>>>

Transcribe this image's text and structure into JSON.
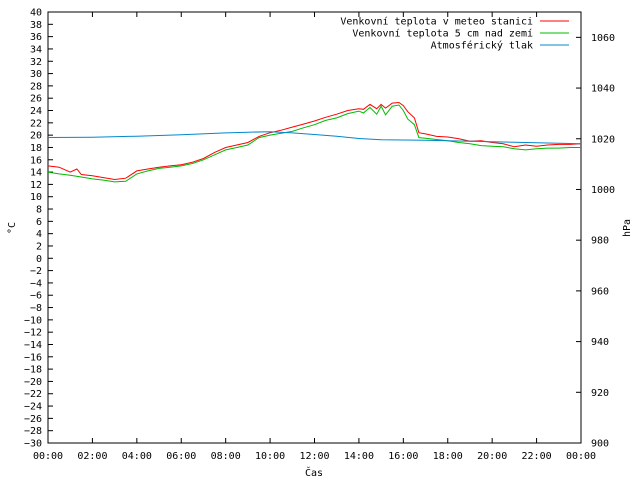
{
  "chart_data": {
    "type": "line",
    "title": "",
    "xlabel": "Čas",
    "ylabel": "°C",
    "y2label": "hPa",
    "xlim": [
      0,
      24
    ],
    "ylim": [
      -30,
      40
    ],
    "y2lim": [
      900,
      1070
    ],
    "x_ticks": [
      "00:00",
      "02:00",
      "04:00",
      "06:00",
      "08:00",
      "10:00",
      "12:00",
      "14:00",
      "16:00",
      "18:00",
      "20:00",
      "22:00",
      "00:00"
    ],
    "y_ticks": [
      -30,
      -28,
      -26,
      -24,
      -22,
      -20,
      -18,
      -16,
      -14,
      -12,
      -10,
      -8,
      -6,
      -4,
      -2,
      0,
      2,
      4,
      6,
      8,
      10,
      12,
      14,
      16,
      18,
      20,
      22,
      24,
      26,
      28,
      30,
      32,
      34,
      36,
      38,
      40
    ],
    "y2_ticks": [
      900,
      920,
      940,
      960,
      980,
      1000,
      1020,
      1040,
      1060
    ],
    "grid": false,
    "legend": "top-right",
    "x_units": "hours",
    "series": [
      {
        "name": "Venkovní teplota v meteo stanici",
        "axis": "y",
        "color": "#ff0000",
        "x": [
          0,
          0.5,
          1,
          1.3,
          1.5,
          2,
          2.5,
          3,
          3.5,
          4,
          4.5,
          5,
          5.5,
          6,
          6.5,
          7,
          7.5,
          8,
          8.5,
          9,
          9.5,
          10,
          10.5,
          11,
          11.5,
          12,
          12.5,
          13,
          13.5,
          14,
          14.2,
          14.5,
          14.8,
          15,
          15.2,
          15.5,
          15.8,
          16,
          16.2,
          16.5,
          16.7,
          17,
          17.5,
          18,
          18.5,
          19,
          19.5,
          20,
          20.5,
          21,
          21.5,
          22,
          22.5,
          23,
          23.5,
          24
        ],
        "y": [
          15,
          14.8,
          14,
          14.5,
          13.6,
          13.4,
          13.1,
          12.8,
          13,
          14.2,
          14.5,
          14.8,
          15,
          15.2,
          15.6,
          16.2,
          17.2,
          18,
          18.4,
          18.8,
          19.8,
          20.4,
          20.8,
          21.3,
          21.8,
          22.3,
          22.9,
          23.4,
          24,
          24.3,
          24.2,
          25,
          24.3,
          25,
          24.4,
          25.2,
          25.3,
          24.8,
          23.8,
          22.8,
          20.4,
          20.2,
          19.8,
          19.7,
          19.4,
          19,
          19.1,
          18.8,
          18.6,
          18.1,
          18.4,
          18.2,
          18.4,
          18.5,
          18.5,
          18.6
        ]
      },
      {
        "name": "Venkovní teplota 5 cm nad zemí",
        "axis": "y",
        "color": "#00bb00",
        "x": [
          0,
          0.5,
          1,
          1.5,
          2,
          2.5,
          3,
          3.5,
          4,
          4.5,
          5,
          5.5,
          6,
          6.5,
          7,
          7.5,
          8,
          8.5,
          9,
          9.5,
          10,
          10.5,
          11,
          11.5,
          12,
          12.5,
          13,
          13.5,
          14,
          14.2,
          14.5,
          14.8,
          15,
          15.2,
          15.5,
          15.8,
          16,
          16.2,
          16.5,
          16.7,
          17,
          17.5,
          18,
          18.5,
          19,
          19.5,
          20,
          20.5,
          21,
          21.5,
          22,
          22.5,
          23,
          23.5,
          24
        ],
        "y": [
          14,
          13.7,
          13.5,
          13.2,
          12.9,
          12.7,
          12.4,
          12.5,
          13.7,
          14.2,
          14.6,
          14.8,
          15,
          15.4,
          16,
          16.8,
          17.6,
          18,
          18.4,
          19.6,
          20,
          20.3,
          20.6,
          21.2,
          21.7,
          22.4,
          22.8,
          23.5,
          23.9,
          23.6,
          24.5,
          23.4,
          24.7,
          23.3,
          24.7,
          24.9,
          24,
          22.6,
          21.7,
          19.6,
          19.5,
          19.3,
          19.1,
          18.8,
          18.6,
          18.3,
          18.2,
          18.1,
          17.8,
          17.6,
          17.8,
          17.9,
          17.9,
          18,
          18
        ]
      },
      {
        "name": "Atmosférický tlak",
        "axis": "y2",
        "color": "#0088cc",
        "x": [
          0,
          2,
          4,
          6,
          8,
          9,
          10,
          11,
          12,
          13,
          14,
          15,
          16,
          17,
          18,
          19,
          20,
          21,
          22,
          23,
          24
        ],
        "y": [
          1020.5,
          1020.6,
          1021,
          1021.6,
          1022.3,
          1022.6,
          1022.8,
          1022.3,
          1021.7,
          1021,
          1020.1,
          1019.6,
          1019.5,
          1019.4,
          1019.2,
          1019,
          1018.8,
          1018.6,
          1018.4,
          1018.2,
          1018
        ]
      }
    ]
  }
}
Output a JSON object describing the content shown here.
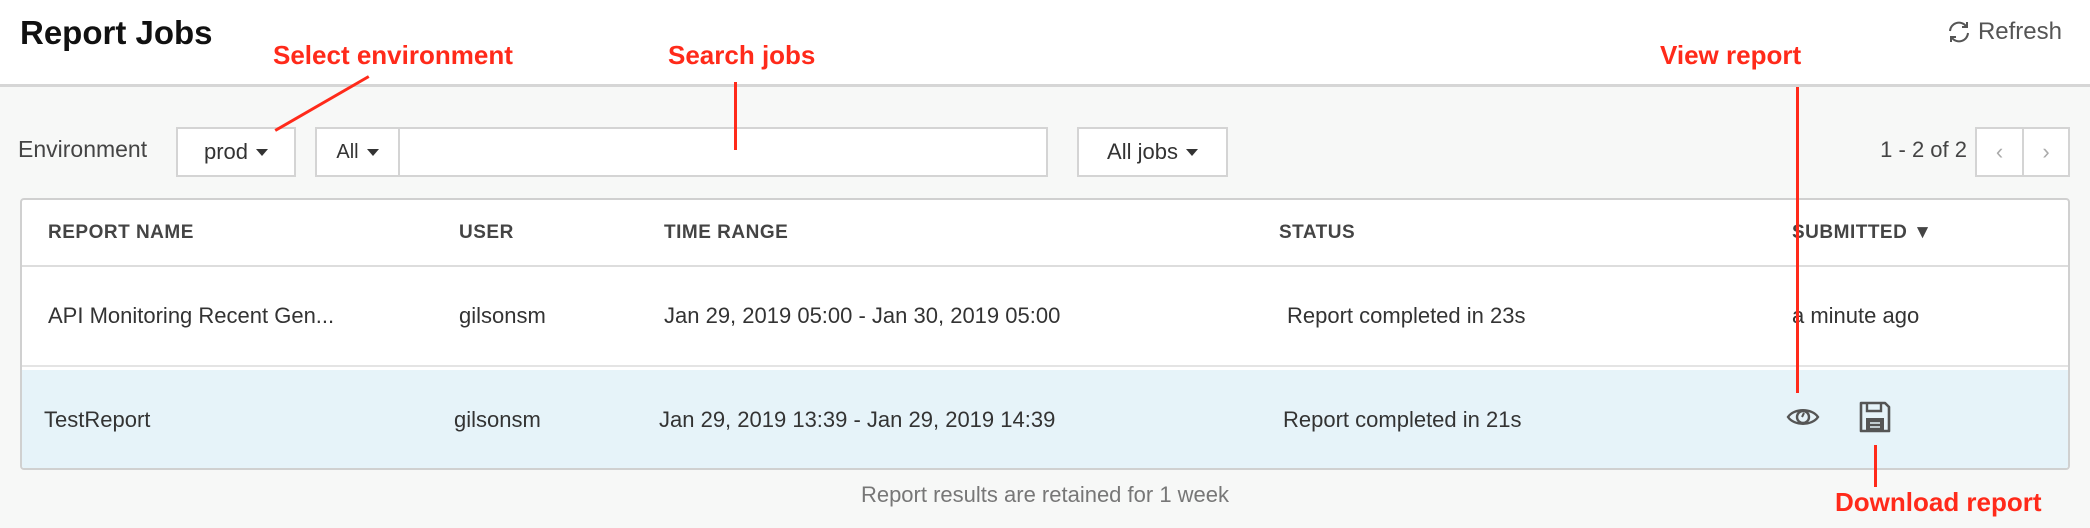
{
  "header": {
    "title": "Report Jobs",
    "refresh_label": "Refresh"
  },
  "toolbar": {
    "environment_label": "Environment",
    "environment_value": "prod",
    "search_scope": "All",
    "search_value": "",
    "search_placeholder": "",
    "job_filter": "All jobs",
    "pagination": "1 - 2 of 2"
  },
  "table": {
    "columns": [
      "REPORT NAME",
      "USER",
      "TIME RANGE",
      "STATUS",
      "SUBMITTED"
    ],
    "sort_indicator": "▼",
    "rows": [
      {
        "name": "API Monitoring Recent Gen...",
        "user": "gilsonsm",
        "time_range": "Jan 29, 2019 05:00 - Jan 30, 2019 05:00",
        "status": "Report completed in 23s",
        "submitted": "a minute ago"
      },
      {
        "name": "TestReport",
        "user": "gilsonsm",
        "time_range": "Jan 29, 2019 13:39 - Jan 29, 2019 14:39",
        "status": "Report completed in 21s",
        "submitted": ""
      }
    ]
  },
  "footer": "Report results are retained for 1 week",
  "annotations": {
    "select_env": "Select environment",
    "search_jobs": "Search jobs",
    "view_report": "View report",
    "download_report": "Download report"
  },
  "colors": {
    "annotation": "#ff2a1a",
    "selected_row": "#e6f3f9"
  }
}
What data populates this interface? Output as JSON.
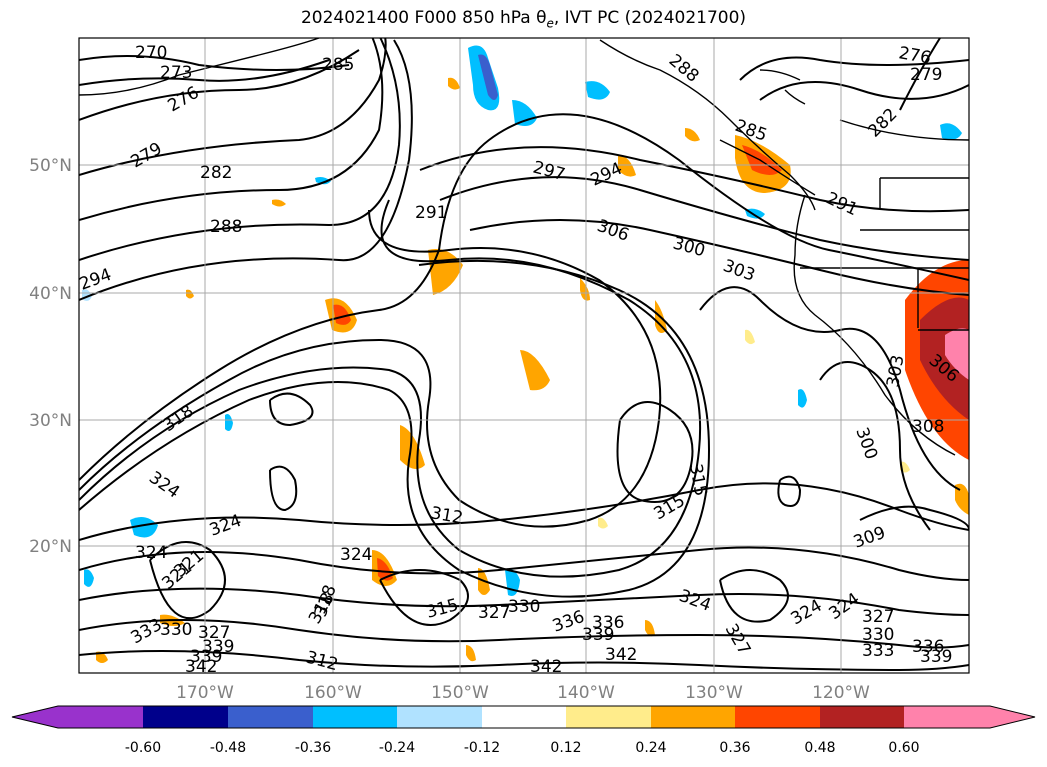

<<<

Task instructions:
Read the entries above, then pull out the lines that include "JSON".

Result of the task:
Transcribe this image's text and structure into JSON.
Output a JSON object describing the content shown here.
What data populates this interface? Output as JSON.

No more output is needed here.